Find how many lines in the data below include the word "JSON", then write only that number.

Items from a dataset
□ □ □ □ □ □ □
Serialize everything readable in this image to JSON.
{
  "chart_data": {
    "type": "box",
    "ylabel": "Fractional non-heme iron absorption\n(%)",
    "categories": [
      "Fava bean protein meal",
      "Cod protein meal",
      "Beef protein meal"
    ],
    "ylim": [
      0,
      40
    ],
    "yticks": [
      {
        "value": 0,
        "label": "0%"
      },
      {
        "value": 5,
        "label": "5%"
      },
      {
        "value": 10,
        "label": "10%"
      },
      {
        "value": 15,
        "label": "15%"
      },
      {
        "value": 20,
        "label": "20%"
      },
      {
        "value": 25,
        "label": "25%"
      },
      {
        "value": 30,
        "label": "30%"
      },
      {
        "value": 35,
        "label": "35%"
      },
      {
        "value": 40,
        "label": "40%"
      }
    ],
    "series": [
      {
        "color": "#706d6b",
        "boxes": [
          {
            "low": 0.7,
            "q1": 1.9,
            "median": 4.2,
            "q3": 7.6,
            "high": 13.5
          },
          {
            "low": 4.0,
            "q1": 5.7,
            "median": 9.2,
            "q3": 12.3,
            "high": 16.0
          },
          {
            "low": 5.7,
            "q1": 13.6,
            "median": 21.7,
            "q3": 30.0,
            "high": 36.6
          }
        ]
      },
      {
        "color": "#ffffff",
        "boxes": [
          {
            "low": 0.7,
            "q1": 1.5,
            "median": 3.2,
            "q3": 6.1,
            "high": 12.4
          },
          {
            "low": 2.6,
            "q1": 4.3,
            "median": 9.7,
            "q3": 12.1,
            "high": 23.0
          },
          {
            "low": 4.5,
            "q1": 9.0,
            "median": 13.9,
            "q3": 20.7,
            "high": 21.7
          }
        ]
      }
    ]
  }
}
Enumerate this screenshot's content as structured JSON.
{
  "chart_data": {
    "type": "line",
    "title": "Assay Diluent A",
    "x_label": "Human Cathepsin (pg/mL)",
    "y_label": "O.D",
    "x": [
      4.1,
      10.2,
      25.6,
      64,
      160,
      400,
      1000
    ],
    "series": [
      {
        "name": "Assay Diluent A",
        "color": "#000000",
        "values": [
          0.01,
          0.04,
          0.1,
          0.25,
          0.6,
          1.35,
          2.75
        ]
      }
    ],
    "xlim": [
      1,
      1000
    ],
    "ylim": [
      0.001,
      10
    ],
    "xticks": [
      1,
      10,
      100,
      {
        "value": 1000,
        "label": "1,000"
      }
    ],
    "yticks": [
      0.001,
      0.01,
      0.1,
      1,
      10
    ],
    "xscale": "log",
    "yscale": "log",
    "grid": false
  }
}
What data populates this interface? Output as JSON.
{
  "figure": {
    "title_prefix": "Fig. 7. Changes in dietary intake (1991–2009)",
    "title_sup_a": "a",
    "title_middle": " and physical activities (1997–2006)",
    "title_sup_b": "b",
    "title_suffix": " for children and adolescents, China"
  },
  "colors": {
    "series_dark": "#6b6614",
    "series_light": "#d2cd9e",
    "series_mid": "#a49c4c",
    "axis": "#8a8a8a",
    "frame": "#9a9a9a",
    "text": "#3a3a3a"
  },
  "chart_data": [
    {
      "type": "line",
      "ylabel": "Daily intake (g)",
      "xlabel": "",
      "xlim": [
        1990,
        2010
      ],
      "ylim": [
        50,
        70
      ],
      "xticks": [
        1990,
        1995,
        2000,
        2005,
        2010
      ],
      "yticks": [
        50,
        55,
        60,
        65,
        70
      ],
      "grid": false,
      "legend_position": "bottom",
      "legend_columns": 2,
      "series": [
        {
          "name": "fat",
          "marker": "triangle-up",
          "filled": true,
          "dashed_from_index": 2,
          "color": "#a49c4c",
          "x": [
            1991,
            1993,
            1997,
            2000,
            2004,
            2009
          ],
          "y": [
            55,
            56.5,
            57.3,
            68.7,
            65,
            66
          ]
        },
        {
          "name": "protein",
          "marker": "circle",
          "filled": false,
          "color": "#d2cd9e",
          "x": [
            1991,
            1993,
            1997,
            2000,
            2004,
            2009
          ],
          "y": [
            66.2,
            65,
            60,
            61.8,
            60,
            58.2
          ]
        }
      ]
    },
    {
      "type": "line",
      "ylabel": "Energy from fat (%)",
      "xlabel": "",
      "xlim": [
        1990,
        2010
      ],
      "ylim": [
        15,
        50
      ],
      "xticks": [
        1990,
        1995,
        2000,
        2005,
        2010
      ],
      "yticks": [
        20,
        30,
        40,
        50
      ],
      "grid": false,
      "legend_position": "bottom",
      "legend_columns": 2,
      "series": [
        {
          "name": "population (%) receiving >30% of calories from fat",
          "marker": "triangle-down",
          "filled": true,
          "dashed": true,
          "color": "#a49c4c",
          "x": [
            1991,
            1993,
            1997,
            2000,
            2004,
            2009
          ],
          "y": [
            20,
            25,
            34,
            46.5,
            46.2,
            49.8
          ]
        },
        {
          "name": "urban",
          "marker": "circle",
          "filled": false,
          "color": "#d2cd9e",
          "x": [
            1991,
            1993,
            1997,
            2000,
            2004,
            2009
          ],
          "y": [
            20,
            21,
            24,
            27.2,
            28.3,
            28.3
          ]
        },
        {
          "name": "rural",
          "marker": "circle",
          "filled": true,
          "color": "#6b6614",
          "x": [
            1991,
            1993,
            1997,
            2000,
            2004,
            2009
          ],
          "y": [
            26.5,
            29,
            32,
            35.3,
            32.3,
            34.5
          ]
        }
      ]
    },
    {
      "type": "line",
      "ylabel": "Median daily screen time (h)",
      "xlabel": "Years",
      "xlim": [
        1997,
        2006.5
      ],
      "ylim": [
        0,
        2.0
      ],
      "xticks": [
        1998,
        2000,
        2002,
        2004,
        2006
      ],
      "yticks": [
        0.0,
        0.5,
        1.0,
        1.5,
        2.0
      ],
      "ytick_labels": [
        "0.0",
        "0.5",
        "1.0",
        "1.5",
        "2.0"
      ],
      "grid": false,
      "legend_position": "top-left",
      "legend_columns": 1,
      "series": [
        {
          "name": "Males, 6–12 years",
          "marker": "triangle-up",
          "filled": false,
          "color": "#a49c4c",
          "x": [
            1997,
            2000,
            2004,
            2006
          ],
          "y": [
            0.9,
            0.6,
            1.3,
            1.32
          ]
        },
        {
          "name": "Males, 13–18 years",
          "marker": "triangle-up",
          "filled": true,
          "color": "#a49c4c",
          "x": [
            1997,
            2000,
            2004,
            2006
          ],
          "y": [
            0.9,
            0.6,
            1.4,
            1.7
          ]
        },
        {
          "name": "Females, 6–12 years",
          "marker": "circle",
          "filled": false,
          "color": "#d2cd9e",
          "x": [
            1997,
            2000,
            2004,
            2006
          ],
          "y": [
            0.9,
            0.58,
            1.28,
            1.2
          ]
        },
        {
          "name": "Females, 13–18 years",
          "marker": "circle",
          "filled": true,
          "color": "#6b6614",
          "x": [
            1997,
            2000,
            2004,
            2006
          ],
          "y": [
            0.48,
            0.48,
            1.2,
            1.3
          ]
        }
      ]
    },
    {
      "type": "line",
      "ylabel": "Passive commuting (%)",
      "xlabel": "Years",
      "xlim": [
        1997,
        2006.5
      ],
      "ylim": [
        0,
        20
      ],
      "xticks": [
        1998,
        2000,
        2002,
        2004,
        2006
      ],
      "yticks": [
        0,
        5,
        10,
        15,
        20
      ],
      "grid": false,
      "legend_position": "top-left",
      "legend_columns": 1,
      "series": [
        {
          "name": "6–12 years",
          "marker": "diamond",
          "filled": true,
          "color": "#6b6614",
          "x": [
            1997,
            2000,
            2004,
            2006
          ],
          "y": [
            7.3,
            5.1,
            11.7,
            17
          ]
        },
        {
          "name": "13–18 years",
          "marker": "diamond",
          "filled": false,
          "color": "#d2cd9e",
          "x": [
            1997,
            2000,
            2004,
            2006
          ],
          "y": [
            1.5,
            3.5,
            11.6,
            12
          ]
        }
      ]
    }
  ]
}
□ □ □ □ □ □ □
■ **Result below**: 3